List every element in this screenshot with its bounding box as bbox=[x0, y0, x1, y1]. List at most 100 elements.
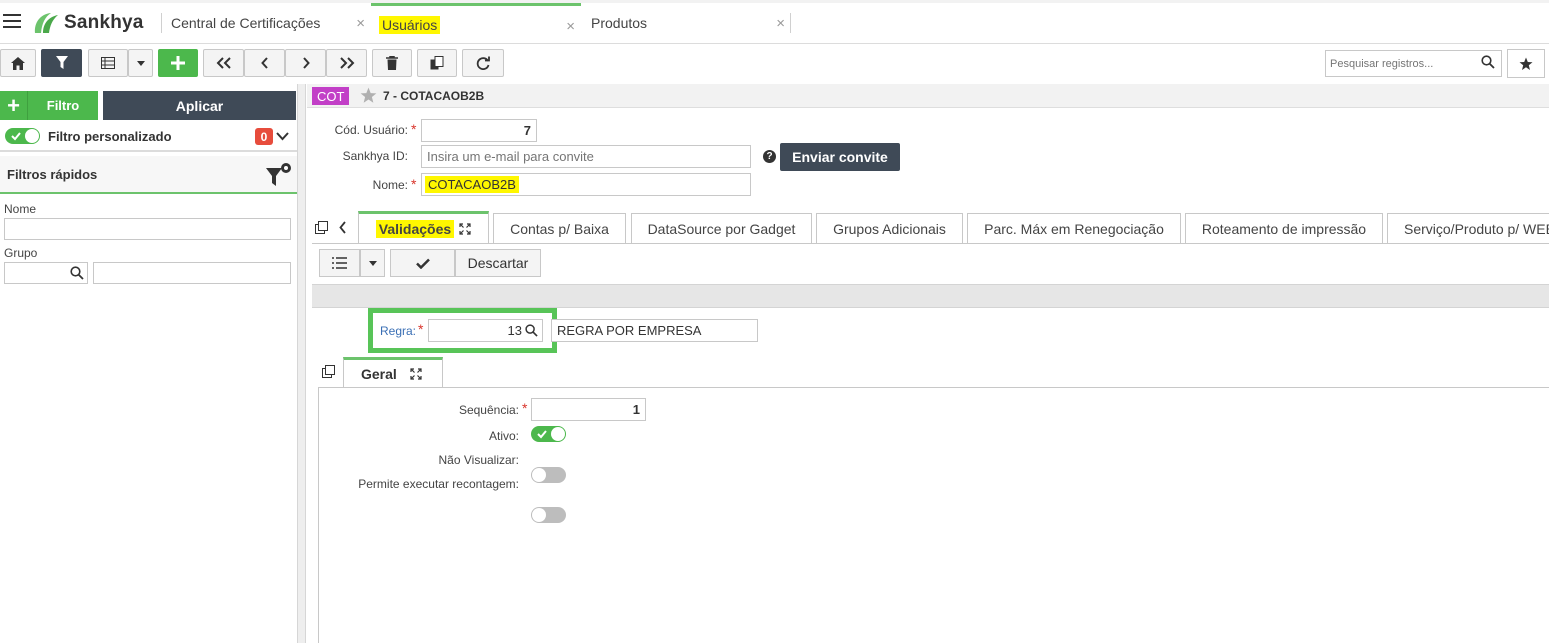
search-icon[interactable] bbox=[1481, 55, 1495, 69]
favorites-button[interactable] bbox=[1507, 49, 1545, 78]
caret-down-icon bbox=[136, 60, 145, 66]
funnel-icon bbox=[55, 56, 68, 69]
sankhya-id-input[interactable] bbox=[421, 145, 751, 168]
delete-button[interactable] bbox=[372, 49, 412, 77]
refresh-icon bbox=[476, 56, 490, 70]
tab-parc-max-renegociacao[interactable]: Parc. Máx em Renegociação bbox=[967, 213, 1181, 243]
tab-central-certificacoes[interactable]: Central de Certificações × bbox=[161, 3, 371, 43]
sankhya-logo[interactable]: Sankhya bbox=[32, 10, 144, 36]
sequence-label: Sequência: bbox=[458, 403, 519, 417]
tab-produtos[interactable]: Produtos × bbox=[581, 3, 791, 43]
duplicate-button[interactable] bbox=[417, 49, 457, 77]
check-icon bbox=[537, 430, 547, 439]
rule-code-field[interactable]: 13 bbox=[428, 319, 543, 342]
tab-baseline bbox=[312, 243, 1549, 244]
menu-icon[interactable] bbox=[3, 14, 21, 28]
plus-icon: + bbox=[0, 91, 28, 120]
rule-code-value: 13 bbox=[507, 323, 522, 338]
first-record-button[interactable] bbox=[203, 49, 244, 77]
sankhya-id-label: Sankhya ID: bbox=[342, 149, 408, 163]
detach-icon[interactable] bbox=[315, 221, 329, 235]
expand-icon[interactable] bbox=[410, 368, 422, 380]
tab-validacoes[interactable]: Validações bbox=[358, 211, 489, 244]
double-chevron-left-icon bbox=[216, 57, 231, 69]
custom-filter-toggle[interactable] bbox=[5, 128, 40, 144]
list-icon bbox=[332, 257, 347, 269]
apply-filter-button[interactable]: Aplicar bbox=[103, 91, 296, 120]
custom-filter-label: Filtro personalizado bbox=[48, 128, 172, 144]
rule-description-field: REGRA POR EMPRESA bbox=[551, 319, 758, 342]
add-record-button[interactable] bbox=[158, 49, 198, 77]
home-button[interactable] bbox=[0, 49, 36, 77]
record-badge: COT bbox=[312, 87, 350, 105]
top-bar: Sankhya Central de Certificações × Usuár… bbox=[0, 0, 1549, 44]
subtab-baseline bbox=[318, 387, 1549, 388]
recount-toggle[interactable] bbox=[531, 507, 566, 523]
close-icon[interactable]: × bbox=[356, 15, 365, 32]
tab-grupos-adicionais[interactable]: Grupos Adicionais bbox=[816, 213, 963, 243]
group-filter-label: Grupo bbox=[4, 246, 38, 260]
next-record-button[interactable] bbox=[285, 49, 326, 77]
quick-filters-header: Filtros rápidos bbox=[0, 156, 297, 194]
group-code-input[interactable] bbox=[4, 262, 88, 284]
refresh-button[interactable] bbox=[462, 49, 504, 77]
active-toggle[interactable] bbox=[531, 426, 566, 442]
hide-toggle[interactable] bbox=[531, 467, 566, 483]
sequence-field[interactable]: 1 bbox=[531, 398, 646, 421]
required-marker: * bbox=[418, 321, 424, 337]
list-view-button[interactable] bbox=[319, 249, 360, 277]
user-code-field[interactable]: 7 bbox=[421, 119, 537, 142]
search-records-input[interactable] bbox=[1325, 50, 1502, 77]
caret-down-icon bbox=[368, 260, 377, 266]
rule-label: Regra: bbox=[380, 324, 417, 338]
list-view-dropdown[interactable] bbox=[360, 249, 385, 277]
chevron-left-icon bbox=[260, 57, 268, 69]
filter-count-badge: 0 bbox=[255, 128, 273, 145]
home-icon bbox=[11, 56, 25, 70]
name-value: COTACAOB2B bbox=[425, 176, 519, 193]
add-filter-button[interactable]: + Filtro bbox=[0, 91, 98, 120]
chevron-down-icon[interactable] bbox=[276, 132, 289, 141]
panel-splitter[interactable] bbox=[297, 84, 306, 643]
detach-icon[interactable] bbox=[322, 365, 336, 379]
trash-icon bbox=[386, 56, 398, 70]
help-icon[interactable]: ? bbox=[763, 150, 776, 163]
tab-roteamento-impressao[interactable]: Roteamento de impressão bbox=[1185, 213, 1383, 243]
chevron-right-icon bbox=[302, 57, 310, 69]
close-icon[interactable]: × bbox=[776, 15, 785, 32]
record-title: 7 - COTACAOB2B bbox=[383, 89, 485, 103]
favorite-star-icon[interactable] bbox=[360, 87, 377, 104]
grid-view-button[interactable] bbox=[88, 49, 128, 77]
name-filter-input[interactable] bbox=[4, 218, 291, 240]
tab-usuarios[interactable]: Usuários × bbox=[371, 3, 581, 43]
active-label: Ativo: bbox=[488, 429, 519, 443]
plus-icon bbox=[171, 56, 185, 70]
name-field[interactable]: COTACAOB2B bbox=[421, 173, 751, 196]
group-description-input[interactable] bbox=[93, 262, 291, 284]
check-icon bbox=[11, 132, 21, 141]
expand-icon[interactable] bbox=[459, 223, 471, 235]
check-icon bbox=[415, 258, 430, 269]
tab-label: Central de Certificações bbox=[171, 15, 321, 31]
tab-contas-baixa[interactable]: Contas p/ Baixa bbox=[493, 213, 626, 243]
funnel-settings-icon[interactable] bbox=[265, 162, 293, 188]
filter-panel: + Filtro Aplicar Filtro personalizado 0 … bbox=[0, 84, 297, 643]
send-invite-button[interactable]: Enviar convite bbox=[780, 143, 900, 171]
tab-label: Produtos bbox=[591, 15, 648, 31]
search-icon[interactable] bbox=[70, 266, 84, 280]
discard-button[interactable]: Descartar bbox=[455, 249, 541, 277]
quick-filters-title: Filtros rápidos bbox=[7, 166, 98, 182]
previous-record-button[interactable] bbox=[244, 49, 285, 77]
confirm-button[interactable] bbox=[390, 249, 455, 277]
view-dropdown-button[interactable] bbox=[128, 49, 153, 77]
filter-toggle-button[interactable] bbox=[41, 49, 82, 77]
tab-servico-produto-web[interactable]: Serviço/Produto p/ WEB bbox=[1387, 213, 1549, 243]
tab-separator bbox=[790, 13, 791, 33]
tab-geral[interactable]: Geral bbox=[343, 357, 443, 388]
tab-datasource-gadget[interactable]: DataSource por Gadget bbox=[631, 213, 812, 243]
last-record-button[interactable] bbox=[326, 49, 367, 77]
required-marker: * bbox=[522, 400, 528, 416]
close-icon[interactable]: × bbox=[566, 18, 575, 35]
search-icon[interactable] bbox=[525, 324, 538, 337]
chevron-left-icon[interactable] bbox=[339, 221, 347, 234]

--

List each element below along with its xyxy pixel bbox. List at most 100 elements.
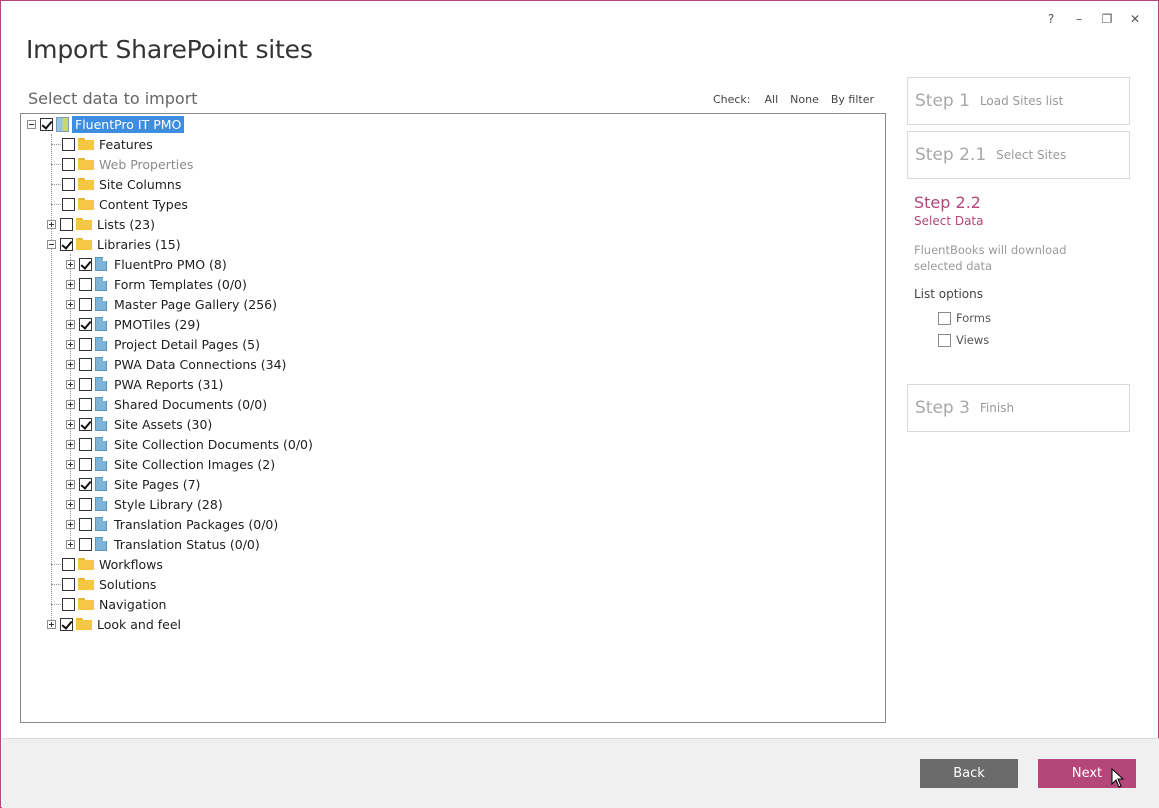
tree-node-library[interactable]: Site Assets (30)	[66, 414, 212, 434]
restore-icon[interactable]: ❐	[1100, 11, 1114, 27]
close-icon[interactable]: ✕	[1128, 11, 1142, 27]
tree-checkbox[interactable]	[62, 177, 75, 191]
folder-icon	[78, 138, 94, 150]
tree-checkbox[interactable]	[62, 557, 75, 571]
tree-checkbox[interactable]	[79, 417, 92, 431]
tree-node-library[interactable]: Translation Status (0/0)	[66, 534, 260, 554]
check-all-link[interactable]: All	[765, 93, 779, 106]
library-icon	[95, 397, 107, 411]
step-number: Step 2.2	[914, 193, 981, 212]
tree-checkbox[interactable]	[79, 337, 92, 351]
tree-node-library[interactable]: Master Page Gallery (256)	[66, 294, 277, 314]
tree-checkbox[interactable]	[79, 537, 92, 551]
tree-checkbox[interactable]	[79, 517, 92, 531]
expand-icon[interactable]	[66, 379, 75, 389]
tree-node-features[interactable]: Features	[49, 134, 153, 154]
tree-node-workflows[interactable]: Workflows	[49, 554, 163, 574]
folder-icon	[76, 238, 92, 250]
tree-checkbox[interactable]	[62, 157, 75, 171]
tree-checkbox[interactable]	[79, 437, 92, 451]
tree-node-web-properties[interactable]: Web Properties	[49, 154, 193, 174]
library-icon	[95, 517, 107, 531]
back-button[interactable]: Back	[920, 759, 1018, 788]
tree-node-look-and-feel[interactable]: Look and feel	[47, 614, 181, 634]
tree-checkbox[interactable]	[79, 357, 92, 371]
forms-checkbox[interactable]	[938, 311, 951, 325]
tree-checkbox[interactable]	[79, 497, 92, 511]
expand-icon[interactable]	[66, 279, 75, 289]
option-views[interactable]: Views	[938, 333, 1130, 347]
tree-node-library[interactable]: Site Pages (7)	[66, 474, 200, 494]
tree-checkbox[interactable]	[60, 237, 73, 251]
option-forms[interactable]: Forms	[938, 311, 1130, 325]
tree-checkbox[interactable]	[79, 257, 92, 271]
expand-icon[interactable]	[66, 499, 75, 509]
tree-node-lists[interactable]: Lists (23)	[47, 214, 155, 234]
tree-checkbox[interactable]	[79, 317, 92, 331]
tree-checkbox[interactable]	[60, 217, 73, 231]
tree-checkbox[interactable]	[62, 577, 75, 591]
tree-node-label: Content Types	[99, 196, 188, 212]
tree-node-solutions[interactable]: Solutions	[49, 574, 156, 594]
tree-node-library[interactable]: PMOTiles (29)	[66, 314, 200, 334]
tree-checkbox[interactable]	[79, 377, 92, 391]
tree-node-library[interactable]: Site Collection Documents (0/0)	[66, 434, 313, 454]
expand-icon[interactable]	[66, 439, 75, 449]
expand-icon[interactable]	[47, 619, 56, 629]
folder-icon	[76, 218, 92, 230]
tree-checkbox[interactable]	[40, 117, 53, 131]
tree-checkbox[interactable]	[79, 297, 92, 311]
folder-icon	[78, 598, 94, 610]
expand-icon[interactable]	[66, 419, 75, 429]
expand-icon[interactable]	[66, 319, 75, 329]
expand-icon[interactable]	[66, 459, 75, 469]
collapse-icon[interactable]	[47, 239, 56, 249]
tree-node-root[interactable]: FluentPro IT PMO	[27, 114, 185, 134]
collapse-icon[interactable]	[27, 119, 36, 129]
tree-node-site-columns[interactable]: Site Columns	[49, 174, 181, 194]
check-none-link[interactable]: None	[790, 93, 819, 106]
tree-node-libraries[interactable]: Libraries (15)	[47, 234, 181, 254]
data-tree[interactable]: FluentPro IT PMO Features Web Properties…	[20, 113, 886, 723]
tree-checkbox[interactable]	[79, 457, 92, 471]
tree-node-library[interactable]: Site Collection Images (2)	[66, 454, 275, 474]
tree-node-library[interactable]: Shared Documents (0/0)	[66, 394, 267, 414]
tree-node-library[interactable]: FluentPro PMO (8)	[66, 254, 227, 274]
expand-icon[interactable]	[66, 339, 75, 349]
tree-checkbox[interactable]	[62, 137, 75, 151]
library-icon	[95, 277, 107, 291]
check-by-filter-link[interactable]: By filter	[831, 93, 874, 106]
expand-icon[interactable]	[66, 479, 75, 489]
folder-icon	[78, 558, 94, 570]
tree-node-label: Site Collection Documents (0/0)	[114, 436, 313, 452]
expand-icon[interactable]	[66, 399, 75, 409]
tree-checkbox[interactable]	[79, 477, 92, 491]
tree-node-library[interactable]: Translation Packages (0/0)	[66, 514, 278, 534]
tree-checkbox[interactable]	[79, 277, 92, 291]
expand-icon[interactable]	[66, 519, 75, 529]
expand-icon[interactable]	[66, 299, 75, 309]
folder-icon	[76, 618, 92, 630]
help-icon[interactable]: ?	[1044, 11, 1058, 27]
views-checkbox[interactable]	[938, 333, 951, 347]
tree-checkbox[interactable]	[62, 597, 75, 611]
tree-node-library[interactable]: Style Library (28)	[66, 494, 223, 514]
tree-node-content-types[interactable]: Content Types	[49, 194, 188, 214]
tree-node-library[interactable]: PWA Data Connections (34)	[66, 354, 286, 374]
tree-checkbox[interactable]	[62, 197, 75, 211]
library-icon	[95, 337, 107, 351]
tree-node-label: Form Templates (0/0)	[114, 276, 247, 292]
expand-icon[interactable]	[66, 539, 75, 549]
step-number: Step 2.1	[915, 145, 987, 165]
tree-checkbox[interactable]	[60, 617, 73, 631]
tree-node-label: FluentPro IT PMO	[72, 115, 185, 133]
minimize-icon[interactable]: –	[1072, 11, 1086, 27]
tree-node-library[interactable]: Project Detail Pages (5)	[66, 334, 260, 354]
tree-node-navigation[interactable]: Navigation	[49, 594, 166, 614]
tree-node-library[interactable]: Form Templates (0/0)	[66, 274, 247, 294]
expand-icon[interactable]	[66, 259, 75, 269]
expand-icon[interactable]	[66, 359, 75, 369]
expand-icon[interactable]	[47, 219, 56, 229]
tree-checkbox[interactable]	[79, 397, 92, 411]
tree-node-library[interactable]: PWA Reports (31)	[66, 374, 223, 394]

Aim: Please transcribe the rows word for word, starting at the line that has "tree-node-library[interactable]: Site Assets" and stopping after the line that has "397, 107, 411]".

Task result:
tree-node-library[interactable]: Site Assets (30)	[66, 414, 212, 434]
restore-icon[interactable]: ❐	[1100, 11, 1114, 27]
close-icon[interactable]: ✕	[1128, 11, 1142, 27]
tree-checkbox[interactable]	[62, 177, 75, 191]
folder-icon	[78, 138, 94, 150]
tree-checkbox[interactable]	[62, 557, 75, 571]
tree-checkbox[interactable]	[79, 417, 92, 431]
tree-node-library[interactable]: Translation Status (0/0)	[66, 534, 260, 554]
check-all-link[interactable]: All	[765, 93, 779, 106]
library-icon	[95, 397, 107, 411]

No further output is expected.